■ What needs to be done
Locate every line below that contains the word "count" and copy it.

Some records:

◆ ◆ ◆

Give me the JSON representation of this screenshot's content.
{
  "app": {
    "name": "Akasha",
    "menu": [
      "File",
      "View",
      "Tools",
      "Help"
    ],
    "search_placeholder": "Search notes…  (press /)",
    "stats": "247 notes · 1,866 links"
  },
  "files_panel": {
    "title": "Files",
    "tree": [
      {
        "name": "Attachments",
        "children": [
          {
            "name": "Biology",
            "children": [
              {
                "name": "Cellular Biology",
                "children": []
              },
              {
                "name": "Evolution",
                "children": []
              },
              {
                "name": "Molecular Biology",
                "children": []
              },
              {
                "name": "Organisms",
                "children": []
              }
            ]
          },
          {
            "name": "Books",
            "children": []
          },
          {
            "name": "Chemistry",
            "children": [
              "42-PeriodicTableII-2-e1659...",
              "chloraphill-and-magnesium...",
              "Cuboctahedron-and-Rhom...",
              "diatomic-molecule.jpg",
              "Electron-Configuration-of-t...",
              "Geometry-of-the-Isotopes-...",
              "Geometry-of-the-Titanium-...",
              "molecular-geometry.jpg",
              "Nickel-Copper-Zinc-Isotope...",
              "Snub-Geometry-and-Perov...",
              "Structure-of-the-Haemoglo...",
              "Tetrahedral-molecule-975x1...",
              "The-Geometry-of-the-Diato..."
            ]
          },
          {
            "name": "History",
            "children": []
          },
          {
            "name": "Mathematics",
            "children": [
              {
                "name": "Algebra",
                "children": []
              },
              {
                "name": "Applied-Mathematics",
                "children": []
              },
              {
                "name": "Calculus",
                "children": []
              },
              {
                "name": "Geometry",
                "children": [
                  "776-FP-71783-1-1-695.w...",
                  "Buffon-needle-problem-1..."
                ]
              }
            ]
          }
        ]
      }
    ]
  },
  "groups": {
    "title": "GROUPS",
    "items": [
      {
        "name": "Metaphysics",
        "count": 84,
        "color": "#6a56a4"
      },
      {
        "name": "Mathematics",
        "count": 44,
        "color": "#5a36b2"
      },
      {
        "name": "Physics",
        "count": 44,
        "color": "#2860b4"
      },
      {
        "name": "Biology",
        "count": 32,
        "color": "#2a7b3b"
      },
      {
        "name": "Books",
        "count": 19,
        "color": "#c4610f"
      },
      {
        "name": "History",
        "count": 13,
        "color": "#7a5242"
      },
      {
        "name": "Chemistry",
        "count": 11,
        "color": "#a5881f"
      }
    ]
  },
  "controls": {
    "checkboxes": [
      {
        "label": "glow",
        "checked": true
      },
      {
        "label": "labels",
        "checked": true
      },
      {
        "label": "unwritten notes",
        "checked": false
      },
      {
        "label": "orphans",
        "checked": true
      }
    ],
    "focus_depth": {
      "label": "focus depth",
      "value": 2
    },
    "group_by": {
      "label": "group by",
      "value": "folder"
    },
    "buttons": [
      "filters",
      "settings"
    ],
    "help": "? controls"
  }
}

◆ ◆ ◆

■ Task output
        "count": 84,
        "count": 44,
        "count": 44,
        "count": 32,
        "count": 19,
        "count": 13,
        "count": 11,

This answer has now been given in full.